▶ [Goal of the exercise] Return only the number of lines holding the word "консервов".

▶ [Input material]
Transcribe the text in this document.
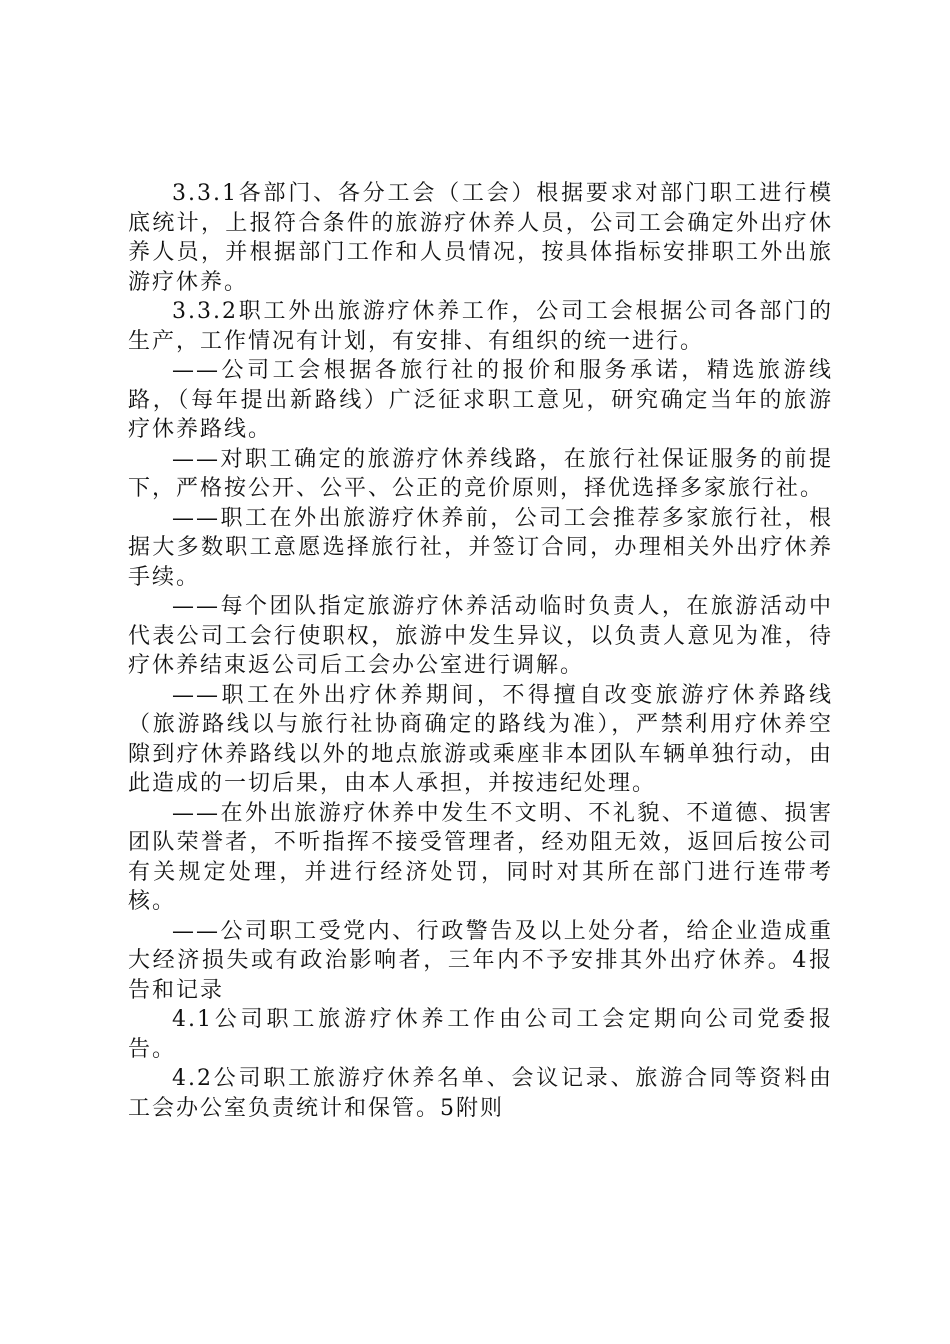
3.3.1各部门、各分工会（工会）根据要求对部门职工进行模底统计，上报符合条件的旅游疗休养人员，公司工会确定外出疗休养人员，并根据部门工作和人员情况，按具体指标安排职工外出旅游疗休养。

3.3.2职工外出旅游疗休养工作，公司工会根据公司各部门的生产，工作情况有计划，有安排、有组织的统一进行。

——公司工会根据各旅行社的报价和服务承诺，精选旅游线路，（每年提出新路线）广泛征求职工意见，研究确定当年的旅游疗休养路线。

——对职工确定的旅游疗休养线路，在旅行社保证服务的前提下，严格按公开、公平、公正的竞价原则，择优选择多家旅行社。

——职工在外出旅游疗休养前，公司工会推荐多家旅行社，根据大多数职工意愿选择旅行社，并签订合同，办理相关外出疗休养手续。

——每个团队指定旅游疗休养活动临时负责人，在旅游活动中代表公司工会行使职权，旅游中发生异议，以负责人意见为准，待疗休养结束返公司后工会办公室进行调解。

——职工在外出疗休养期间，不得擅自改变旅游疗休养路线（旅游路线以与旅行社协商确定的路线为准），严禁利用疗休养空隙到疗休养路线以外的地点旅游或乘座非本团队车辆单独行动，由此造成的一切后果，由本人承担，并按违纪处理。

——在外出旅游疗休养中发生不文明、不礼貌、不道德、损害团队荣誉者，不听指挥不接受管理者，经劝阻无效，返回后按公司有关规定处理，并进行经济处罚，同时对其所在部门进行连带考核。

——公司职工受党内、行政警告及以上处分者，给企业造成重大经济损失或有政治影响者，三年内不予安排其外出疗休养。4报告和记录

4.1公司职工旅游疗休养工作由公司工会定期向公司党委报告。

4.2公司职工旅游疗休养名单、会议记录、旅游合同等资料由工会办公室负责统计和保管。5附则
---
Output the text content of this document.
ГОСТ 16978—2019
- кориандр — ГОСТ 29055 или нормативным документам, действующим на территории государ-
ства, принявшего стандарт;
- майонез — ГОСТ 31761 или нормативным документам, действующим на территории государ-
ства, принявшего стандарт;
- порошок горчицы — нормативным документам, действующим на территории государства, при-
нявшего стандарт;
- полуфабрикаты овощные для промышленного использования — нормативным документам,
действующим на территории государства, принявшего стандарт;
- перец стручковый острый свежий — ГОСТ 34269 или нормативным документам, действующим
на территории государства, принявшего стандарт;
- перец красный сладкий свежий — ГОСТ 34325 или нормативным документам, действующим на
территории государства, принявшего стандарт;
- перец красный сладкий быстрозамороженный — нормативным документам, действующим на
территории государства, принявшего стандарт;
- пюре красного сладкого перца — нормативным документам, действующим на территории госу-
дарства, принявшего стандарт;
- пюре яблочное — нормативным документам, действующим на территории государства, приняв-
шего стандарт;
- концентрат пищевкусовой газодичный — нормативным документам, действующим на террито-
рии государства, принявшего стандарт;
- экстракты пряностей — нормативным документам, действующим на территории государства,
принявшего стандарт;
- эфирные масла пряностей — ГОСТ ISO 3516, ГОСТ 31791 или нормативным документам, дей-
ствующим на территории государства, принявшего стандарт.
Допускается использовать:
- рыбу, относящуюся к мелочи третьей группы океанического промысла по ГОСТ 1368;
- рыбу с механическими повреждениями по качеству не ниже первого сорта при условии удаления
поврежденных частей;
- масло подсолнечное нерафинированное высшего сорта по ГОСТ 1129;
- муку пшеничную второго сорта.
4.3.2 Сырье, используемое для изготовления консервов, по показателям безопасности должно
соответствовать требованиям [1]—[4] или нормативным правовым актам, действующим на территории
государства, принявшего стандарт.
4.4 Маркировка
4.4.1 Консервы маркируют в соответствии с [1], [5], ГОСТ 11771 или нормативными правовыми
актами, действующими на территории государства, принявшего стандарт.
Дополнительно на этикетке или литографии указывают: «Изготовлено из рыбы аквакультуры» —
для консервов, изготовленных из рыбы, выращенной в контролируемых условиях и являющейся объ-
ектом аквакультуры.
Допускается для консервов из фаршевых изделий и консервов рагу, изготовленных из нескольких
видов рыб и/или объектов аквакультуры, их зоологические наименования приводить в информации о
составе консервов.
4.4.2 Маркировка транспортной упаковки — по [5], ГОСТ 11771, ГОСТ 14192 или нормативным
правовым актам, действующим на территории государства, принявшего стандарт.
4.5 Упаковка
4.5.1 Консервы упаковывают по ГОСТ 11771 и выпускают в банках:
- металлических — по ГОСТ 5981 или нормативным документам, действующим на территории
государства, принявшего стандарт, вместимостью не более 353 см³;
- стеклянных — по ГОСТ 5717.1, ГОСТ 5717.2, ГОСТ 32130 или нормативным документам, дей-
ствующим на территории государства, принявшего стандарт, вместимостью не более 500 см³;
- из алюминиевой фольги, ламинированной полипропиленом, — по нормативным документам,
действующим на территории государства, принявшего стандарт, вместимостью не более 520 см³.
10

▶ [Solved problem] 4